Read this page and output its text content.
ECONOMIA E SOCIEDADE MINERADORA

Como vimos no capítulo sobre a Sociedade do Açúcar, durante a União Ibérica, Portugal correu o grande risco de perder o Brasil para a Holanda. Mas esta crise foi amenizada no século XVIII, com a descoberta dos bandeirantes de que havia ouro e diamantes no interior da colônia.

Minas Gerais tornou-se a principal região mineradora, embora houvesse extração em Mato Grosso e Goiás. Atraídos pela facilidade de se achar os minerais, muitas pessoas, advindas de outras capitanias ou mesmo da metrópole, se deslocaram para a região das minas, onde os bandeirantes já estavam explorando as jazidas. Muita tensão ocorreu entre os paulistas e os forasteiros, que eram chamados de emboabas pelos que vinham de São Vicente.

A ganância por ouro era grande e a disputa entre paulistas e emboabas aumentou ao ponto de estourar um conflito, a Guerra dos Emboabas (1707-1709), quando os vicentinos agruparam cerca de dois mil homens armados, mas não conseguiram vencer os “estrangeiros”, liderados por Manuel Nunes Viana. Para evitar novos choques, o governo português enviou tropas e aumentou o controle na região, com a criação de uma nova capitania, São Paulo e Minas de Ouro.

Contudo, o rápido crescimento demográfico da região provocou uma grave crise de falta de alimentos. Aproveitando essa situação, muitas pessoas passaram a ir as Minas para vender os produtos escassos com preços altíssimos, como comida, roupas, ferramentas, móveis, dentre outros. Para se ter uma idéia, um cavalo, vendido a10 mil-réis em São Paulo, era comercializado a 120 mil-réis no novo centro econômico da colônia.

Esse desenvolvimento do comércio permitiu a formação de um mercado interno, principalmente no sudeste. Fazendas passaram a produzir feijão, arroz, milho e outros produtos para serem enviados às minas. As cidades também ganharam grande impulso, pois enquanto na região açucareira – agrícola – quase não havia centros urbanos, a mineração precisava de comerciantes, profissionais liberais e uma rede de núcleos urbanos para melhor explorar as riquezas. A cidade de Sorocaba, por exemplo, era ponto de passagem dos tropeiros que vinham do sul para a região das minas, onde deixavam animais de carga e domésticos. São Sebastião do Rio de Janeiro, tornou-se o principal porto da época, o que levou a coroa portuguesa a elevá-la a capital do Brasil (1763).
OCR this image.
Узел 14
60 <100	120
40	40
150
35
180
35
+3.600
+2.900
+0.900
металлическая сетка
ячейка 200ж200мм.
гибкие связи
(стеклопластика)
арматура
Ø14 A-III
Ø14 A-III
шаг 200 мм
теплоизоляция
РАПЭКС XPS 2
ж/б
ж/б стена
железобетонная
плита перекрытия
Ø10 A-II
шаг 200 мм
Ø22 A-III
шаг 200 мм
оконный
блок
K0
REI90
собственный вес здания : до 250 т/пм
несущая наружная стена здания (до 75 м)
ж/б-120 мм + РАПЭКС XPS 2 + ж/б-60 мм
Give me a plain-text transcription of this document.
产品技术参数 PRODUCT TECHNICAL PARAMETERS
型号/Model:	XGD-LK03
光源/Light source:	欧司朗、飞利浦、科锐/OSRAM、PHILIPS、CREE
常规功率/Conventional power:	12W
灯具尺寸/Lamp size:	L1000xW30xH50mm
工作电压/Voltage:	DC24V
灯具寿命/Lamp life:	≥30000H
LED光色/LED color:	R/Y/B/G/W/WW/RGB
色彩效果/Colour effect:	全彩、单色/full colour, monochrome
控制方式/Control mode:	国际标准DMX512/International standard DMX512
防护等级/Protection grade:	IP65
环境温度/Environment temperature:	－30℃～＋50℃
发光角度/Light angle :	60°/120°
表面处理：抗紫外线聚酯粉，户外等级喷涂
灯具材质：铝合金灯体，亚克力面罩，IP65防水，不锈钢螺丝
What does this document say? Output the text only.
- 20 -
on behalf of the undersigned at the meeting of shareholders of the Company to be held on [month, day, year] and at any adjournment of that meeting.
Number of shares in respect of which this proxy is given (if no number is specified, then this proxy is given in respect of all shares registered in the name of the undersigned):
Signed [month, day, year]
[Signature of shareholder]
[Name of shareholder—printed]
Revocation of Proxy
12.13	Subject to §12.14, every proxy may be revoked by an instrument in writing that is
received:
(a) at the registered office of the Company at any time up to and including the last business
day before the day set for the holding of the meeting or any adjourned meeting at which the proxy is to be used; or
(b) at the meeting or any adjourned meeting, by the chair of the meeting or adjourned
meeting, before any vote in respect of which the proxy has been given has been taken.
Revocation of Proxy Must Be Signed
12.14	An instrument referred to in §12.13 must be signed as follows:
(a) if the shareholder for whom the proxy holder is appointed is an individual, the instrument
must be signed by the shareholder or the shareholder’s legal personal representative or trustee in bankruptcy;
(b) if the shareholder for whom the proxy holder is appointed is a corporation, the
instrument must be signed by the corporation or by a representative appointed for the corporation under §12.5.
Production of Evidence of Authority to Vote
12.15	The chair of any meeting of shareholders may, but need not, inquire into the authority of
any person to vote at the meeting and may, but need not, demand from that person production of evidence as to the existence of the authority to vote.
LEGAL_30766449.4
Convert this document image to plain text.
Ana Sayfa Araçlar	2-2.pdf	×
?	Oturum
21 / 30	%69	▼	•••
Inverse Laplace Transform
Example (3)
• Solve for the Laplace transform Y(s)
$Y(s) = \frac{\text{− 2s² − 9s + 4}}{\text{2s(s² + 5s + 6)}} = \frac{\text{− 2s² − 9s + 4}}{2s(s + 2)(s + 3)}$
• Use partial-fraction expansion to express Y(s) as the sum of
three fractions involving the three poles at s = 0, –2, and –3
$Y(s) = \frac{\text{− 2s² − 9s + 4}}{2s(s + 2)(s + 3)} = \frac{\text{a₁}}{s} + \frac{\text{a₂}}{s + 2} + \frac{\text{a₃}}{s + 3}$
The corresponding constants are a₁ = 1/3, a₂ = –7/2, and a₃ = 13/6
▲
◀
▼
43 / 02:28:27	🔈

(WORK TO BE COMPLETED): Say how many lines of the data include the word "undersigned". Respond with the number alone.

(RESPONSE TO THE EXERCISE): 2